Extracted records
■ ■ ■ ■

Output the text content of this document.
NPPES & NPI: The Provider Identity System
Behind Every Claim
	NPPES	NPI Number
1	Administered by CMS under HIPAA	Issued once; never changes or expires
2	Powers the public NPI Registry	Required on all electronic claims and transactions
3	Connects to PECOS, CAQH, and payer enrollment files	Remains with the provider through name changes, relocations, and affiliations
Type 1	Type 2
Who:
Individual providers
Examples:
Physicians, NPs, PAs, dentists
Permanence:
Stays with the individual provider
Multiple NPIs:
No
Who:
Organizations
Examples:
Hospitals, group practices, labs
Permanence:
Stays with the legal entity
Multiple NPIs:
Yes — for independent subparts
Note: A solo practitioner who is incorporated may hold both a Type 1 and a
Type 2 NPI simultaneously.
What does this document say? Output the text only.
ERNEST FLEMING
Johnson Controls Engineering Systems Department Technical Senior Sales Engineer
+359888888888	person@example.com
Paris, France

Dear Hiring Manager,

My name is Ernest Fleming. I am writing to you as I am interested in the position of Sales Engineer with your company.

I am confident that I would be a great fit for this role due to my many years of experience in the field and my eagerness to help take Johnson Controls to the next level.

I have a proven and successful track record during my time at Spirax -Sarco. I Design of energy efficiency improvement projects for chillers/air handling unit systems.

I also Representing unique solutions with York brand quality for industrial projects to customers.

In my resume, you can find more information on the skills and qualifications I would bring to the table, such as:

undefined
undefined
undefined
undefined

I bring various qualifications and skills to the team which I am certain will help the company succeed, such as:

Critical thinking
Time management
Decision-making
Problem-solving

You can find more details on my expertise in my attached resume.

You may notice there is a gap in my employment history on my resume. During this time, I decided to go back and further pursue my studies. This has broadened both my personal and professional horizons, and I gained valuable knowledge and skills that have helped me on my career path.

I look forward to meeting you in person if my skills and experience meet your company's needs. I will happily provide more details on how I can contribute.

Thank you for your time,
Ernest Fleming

■ ■ ■ ■

● What is being asked:
Copy all the records above precisely.

● Answer for this exercise:
Output the text content of this document.
NPPES & NPI: The Provider Identity System
Behind Every Claim
	NPPES	NPI Number
1	Administered by CMS under HIPAA	Issued once; never changes or expires
2	Powers the public NPI Registry	Required on all electronic claims and transactions
3	Connects to PECOS, CAQH, and payer enrollment files	Remains with the provider through name changes, relocations, and affiliations
Type 1	Type 2
Who:
Individual providers
Examples:
Physicians, NPs, PAs, dentists
Permanence:
Stays with the individual provider
Multiple NPIs:
No
Who:
Organizations
Examples:
Hospitals, group practices, labs
Permanence:
Stays with the legal entity
Multiple NPIs:
Yes — for independent subparts
Note: A solo practitioner who is incorporated may hold both a Type 1 and a
Type 2 NPI simultaneously.
What does this document say? Output the text only.
ERNEST FLEMING
Johnson Controls Engineering Systems Department Technical Senior Sales Engineer
+359888888888	person@example.com
Paris, France

Dear Hiring Manager,

My name is Ernest Fleming. I am writing to you as I am interested in the position of Sales Engineer with your company.

I am confident that I would be a great fit for this role due to my many years of experience in the field and my eagerness to help take Johnson Controls to the next level.

I have a proven and successful track record during my time at Spirax -Sarco. I Design of energy efficiency improvement projects for chillers/air handling unit systems.

I also Representing unique solutions with York brand quality for industrial projects to customers.

In my resume, you can find more information on the skills and qualifications I would bring to the table, such as:

undefined
undefined
undefined
undefined

I bring various qualifications and skills to the team which I am certain will help the company succeed, such as:

Critical thinking
Time management
Decision-making
Problem-solving

You can find more details on my expertise in my attached resume.

You may notice there is a gap in my employment history on my resume. During this time, I decided to go back and further pursue my studies. This has broadened both my personal and professional horizons, and I gained valuable knowledge and skills that have helped me on my career path.

I look forward to meeting you in person if my skills and experience meet your company's needs. I will happily provide more details on how I can contribute.

Thank you for your time,
Ernest Fleming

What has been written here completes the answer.